--- START OF Listing ---

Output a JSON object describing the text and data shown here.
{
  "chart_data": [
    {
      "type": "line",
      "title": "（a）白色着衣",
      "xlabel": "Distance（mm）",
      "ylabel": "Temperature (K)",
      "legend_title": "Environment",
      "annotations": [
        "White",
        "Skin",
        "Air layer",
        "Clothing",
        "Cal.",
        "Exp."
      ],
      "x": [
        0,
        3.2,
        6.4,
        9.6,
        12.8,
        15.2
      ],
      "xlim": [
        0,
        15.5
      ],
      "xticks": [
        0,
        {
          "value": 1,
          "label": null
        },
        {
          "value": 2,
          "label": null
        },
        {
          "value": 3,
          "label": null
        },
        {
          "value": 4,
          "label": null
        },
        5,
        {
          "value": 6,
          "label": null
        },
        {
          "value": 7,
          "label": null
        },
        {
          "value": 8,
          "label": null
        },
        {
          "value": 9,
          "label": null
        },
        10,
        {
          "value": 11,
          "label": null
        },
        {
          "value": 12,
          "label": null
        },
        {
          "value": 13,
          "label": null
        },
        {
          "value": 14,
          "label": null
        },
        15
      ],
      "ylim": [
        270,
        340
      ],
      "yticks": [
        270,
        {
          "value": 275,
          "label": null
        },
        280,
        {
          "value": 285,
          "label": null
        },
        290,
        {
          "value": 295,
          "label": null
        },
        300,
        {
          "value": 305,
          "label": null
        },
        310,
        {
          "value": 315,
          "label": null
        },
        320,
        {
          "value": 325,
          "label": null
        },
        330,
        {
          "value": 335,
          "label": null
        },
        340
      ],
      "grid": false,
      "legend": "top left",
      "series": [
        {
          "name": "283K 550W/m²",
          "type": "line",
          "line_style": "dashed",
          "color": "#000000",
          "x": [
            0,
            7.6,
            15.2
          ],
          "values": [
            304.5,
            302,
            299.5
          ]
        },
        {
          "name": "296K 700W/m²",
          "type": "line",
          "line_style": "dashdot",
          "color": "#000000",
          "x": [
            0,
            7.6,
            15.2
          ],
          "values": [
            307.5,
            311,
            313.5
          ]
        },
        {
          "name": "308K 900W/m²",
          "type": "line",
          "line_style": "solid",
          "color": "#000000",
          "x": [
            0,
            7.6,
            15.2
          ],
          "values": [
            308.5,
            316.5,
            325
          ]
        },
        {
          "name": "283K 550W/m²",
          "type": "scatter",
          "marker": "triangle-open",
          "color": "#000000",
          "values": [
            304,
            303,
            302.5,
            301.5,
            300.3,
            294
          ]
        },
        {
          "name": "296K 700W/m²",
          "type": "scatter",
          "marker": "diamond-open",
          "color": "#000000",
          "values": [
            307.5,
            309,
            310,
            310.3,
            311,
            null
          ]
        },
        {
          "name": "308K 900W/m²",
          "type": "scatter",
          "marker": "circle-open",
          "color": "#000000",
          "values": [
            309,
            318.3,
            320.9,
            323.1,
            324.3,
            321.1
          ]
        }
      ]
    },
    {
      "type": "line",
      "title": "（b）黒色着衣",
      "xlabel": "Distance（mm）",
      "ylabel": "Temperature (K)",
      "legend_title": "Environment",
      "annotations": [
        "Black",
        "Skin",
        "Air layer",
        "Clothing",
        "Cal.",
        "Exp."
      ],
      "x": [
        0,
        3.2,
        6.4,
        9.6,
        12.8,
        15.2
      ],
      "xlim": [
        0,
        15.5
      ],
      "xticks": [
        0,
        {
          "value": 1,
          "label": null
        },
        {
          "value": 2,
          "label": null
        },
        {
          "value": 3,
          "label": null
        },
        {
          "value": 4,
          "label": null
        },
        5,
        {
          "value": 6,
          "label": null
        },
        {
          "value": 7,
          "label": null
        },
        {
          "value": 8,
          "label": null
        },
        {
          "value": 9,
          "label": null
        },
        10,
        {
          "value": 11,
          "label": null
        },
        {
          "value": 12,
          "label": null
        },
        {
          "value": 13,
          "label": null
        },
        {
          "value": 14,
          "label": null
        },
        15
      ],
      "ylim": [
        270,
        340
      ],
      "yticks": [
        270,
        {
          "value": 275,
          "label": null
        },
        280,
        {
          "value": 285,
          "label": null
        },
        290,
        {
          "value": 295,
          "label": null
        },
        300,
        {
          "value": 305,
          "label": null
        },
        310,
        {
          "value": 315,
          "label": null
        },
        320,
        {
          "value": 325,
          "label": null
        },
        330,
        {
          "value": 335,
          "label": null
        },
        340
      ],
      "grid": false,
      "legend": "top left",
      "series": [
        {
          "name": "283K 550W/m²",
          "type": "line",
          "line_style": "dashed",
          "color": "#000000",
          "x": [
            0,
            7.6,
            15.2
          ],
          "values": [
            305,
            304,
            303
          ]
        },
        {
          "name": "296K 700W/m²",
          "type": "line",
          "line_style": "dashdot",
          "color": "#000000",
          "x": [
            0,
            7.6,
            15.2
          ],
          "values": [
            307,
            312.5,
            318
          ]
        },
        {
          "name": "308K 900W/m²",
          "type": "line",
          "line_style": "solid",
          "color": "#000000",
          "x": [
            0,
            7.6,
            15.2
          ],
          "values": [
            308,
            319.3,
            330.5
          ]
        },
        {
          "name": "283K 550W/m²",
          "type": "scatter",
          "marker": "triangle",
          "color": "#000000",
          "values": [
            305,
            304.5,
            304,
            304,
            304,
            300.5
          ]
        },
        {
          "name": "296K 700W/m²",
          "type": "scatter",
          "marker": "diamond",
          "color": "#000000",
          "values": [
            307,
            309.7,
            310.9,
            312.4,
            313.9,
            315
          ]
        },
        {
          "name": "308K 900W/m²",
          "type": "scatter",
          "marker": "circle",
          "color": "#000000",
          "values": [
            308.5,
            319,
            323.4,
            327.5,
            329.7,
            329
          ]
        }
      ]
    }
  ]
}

--- END OF Listing ---

§ Do this
Please repeat all the records above exactly as they appear.

§ Completed task
Output a JSON object describing the text and data shown here.
{
  "chart_data": [
    {
      "type": "line",
      "title": "（a）白色着衣",
      "xlabel": "Distance（mm）",
      "ylabel": "Temperature (K)",
      "legend_title": "Environment",
      "annotations": [
        "White",
        "Skin",
        "Air layer",
        "Clothing",
        "Cal.",
        "Exp."
      ],
      "x": [
        0,
        3.2,
        6.4,
        9.6,
        12.8,
        15.2
      ],
      "xlim": [
        0,
        15.5
      ],
      "xticks": [
        0,
        {
          "value": 1,
          "label": null
        },
        {
          "value": 2,
          "label": null
        },
        {
          "value": 3,
          "label": null
        },
        {
          "value": 4,
          "label": null
        },
        5,
        {
          "value": 6,
          "label": null
        },
        {
          "value": 7,
          "label": null
        },
        {
          "value": 8,
          "label": null
        },
        {
          "value": 9,
          "label": null
        },
        10,
        {
          "value": 11,
          "label": null
        },
        {
          "value": 12,
          "label": null
        },
        {
          "value": 13,
          "label": null
        },
        {
          "value": 14,
          "label": null
        },
        15
      ],
      "ylim": [
        270,
        340
      ],
      "yticks": [
        270,
        {
          "value": 275,
          "label": null
        },
        280,
        {
          "value": 285,
          "label": null
        },
        290,
        {
          "value": 295,
          "label": null
        },
        300,
        {
          "value": 305,
          "label": null
        },
        310,
        {
          "value": 315,
          "label": null
        },
        320,
        {
          "value": 325,
          "label": null
        },
        330,
        {
          "value": 335,
          "label": null
        },
        340
      ],
      "grid": false,
      "legend": "top left",
      "series": [
        {
          "name": "283K 550W/m²",
          "type": "line",
          "line_style": "dashed",
          "color": "#000000",
          "x": [
            0,
            7.6,
            15.2
          ],
          "values": [
            304.5,
            302,
            299.5
          ]
        },
        {
          "name": "296K 700W/m²",
          "type": "line",
          "line_style": "dashdot",
          "color": "#000000",
          "x": [
            0,
            7.6,
            15.2
          ],
          "values": [
            307.5,
            311,
            313.5
          ]
        },
        {
          "name": "308K 900W/m²",
          "type": "line",
          "line_style": "solid",
          "color": "#000000",
          "x": [
            0,
            7.6,
            15.2
          ],
          "values": [
            308.5,
            316.5,
            325
          ]
        },
        {
          "name": "283K 550W/m²",
          "type": "scatter",
          "marker": "triangle-open",
          "color": "#000000",
          "values": [
            304,
            303,
            302.5,
            301.5,
            300.3,
            294
          ]
        },
        {
          "name": "296K 700W/m²",
          "type": "scatter",
          "marker": "diamond-open",
          "color": "#000000",
          "values": [
            307.5,
            309,
            310,
            310.3,
            311,
            null
          ]
        },
        {
          "name": "308K 900W/m²",
          "type": "scatter",
          "marker": "circle-open",
          "color": "#000000",
          "values": [
            309,
            318.3,
            320.9,
            323.1,
            324.3,
            321.1
          ]
        }
      ]
    },
    {
      "type": "line",
      "title": "（b）黒色着衣",
      "xlabel": "Distance（mm）",
      "ylabel": "Temperature (K)",
      "legend_title": "Environment",
      "annotations": [
        "Black",
        "Skin",
        "Air layer",
        "Clothing",
        "Cal.",
        "Exp."
      ],
      "x": [
        0,
        3.2,
        6.4,
        9.6,
        12.8,
        15.2
      ],
      "xlim": [
        0,
        15.5
      ],
      "xticks": [
        0,
        {
          "value": 1,
          "label": null
        },
        {
          "value": 2,
          "label": null
        },
        {
          "value": 3,
          "label": null
        },
        {
          "value": 4,
          "label": null
        },
        5,
        {
          "value": 6,
          "label": null
        },
        {
          "value": 7,
          "label": null
        },
        {
          "value": 8,
          "label": null
        },
        {
          "value": 9,
          "label": null
        },
        10,
        {
          "value": 11,
          "label": null
        },
        {
          "value": 12,
          "label": null
        },
        {
          "value": 13,
          "label": null
        },
        {
          "value": 14,
          "label": null
        },
        15
      ],
      "ylim": [
        270,
        340
      ],
      "yticks": [
        270,
        {
          "value": 275,
          "label": null
        },
        280,
        {
          "value": 285,
          "label": null
        },
        290,
        {
          "value": 295,
          "label": null
        },
        300,
        {
          "value": 305,
          "label": null
        },
        310,
        {
          "value": 315,
          "label": null
        },
        320,
        {
          "value": 325,
          "label": null
        },
        330,
        {
          "value": 335,
          "label": null
        },
        340
      ],
      "grid": false,
      "legend": "top left",
      "series": [
        {
          "name": "283K 550W/m²",
          "type": "line",
          "line_style": "dashed",
          "color": "#000000",
          "x": [
            0,
            7.6,
            15.2
          ],
          "values": [
            305,
            304,
            303
          ]
        },
        {
          "name": "296K 700W/m²",
          "type": "line",
          "line_style": "dashdot",
          "color": "#000000",
          "x": [
            0,
            7.6,
            15.2
          ],
          "values": [
            307,
            312.5,
            318
          ]
        },
        {
          "name": "308K 900W/m²",
          "type": "line",
          "line_style": "solid",
          "color": "#000000",
          "x": [
            0,
            7.6,
            15.2
          ],
          "values": [
            308,
            319.3,
            330.5
          ]
        },
        {
          "name": "283K 550W/m²",
          "type": "scatter",
          "marker": "triangle",
          "color": "#000000",
          "values": [
            305,
            304.5,
            304,
            304,
            304,
            300.5
          ]
        },
        {
          "name": "296K 700W/m²",
          "type": "scatter",
          "marker": "diamond",
          "color": "#000000",
          "values": [
            307,
            309.7,
            310.9,
            312.4,
            313.9,
            315
          ]
        },
        {
          "name": "308K 900W/m²",
          "type": "scatter",
          "marker": "circle",
          "color": "#000000",
          "values": [
            308.5,
            319,
            323.4,
            327.5,
            329.7,
            329
          ]
        }
      ]
    }
  ]
}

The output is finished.